[Given instruction]
Tally the lines below that contain the word "φαρμακείου", and give only that number.

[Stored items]
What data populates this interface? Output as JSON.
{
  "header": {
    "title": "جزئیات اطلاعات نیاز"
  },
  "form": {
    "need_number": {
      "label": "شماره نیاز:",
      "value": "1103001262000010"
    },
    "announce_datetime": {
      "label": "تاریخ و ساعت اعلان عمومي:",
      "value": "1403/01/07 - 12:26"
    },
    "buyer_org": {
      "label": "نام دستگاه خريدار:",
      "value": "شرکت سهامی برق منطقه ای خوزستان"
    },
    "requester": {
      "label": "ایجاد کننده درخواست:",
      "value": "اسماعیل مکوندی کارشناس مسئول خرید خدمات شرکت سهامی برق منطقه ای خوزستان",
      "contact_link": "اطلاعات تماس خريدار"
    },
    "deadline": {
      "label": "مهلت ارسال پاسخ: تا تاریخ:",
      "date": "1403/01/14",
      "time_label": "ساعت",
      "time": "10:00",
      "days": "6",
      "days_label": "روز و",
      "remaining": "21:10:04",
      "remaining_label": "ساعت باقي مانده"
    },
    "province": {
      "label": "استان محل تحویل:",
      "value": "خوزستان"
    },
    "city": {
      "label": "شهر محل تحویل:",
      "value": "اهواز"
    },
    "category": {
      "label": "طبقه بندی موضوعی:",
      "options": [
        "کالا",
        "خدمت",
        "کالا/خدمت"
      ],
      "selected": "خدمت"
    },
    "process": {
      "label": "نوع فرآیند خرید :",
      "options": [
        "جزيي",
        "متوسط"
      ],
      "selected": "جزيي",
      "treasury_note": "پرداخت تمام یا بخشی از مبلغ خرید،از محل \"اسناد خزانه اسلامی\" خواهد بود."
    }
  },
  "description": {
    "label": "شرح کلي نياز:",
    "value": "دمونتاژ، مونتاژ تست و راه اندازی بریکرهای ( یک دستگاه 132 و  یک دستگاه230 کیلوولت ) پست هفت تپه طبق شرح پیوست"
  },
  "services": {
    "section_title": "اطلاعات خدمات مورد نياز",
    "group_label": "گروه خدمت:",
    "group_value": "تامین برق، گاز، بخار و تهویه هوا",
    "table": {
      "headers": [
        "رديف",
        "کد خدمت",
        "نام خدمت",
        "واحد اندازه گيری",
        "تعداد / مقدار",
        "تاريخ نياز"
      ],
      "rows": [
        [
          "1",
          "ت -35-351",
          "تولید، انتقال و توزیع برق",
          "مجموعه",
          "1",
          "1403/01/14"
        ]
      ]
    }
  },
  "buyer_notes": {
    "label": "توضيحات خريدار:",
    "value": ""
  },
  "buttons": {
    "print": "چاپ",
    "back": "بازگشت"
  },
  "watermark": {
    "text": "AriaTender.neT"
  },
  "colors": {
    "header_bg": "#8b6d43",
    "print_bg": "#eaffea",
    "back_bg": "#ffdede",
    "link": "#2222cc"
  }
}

* * *

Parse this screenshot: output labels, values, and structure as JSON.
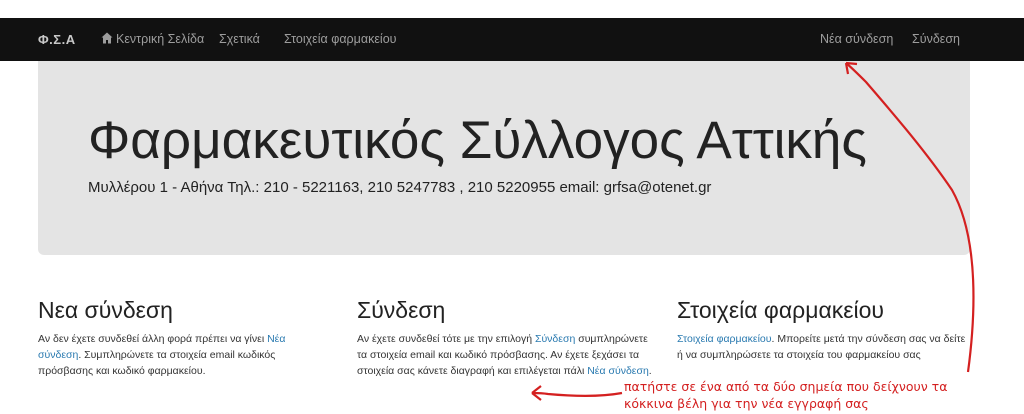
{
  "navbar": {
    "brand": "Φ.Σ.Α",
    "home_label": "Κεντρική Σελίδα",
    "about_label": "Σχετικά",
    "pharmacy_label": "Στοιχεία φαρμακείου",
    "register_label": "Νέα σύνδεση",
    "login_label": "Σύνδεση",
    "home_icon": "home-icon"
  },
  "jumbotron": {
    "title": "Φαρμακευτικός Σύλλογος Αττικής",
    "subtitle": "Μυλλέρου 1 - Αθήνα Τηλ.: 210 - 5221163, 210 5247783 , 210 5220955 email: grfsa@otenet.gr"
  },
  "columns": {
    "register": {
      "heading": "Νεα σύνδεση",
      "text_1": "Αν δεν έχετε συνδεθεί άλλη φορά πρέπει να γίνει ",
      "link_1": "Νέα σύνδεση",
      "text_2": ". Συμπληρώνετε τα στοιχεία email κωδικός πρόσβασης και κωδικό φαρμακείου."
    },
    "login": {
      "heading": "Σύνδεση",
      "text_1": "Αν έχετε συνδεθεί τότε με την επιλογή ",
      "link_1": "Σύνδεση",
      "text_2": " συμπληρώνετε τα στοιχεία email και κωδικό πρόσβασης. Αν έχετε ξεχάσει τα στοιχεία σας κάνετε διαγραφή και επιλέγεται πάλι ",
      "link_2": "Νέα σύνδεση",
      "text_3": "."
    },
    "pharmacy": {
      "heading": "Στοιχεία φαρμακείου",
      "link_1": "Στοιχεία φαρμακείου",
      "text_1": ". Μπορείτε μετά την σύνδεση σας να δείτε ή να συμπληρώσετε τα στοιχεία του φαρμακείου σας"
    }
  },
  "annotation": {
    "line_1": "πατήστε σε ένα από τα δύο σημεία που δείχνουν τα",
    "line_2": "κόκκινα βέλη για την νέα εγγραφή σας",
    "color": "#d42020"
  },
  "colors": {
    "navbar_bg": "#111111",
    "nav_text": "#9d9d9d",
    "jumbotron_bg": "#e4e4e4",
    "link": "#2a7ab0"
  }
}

==

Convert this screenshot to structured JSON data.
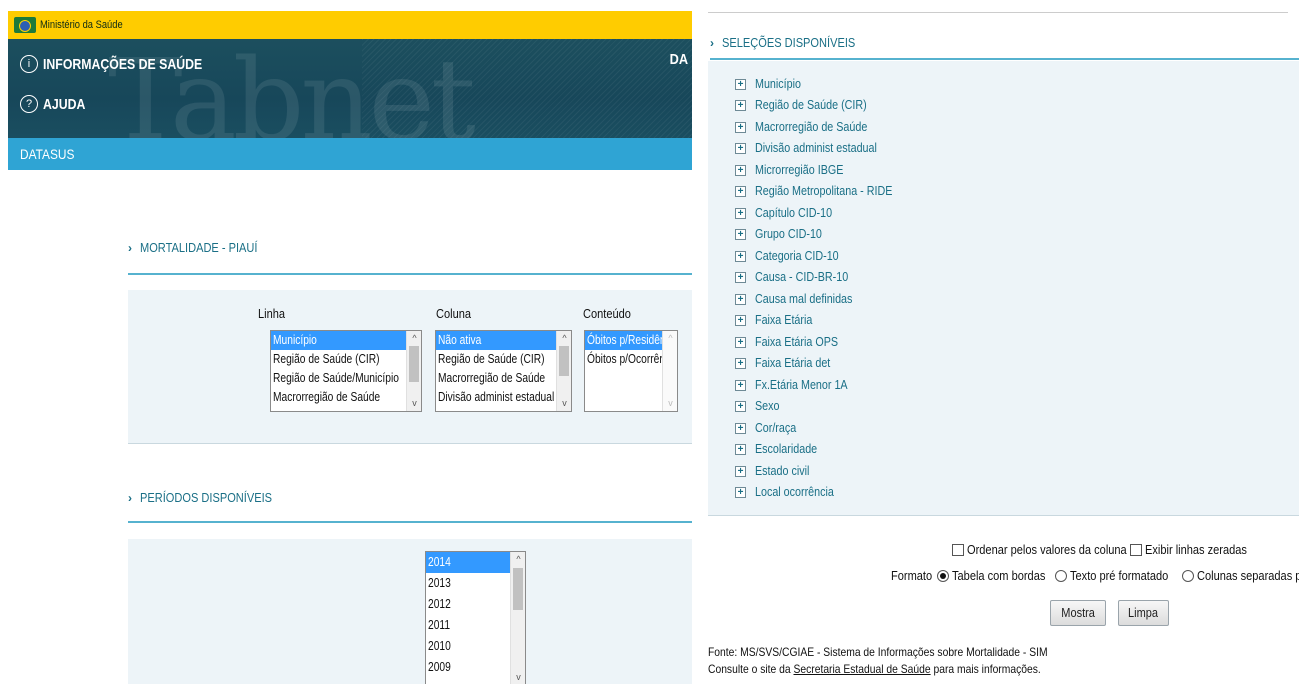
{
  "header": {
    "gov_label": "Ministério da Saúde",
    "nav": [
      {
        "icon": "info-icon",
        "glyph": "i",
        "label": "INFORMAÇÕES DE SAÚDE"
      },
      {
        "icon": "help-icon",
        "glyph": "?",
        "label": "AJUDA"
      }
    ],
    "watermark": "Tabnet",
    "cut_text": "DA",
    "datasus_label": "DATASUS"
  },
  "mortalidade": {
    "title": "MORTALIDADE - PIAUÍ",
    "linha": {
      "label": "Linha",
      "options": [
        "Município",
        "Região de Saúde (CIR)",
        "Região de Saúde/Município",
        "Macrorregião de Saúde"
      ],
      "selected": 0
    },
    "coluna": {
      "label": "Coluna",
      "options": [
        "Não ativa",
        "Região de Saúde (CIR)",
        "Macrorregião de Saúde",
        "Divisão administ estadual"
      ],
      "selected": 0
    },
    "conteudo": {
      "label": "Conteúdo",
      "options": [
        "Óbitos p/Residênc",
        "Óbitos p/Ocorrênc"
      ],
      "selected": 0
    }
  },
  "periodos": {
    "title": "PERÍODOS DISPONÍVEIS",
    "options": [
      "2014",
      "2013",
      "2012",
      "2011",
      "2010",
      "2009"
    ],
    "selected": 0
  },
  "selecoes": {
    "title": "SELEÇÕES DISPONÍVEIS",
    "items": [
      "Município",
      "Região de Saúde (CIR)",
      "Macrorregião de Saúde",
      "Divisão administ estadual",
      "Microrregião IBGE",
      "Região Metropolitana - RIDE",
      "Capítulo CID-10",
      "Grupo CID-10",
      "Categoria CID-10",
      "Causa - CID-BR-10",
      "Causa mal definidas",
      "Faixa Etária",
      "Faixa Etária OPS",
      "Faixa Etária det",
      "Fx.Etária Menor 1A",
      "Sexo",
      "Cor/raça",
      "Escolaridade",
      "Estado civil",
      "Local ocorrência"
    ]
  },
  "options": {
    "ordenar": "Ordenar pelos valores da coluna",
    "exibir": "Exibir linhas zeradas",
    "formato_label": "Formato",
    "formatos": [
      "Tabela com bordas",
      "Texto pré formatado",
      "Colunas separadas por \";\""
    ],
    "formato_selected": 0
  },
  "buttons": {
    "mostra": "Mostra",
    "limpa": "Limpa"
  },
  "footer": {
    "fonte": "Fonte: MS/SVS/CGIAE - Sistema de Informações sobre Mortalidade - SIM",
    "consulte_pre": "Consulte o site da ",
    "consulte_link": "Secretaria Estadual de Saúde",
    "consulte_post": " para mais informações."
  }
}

[Solution]
5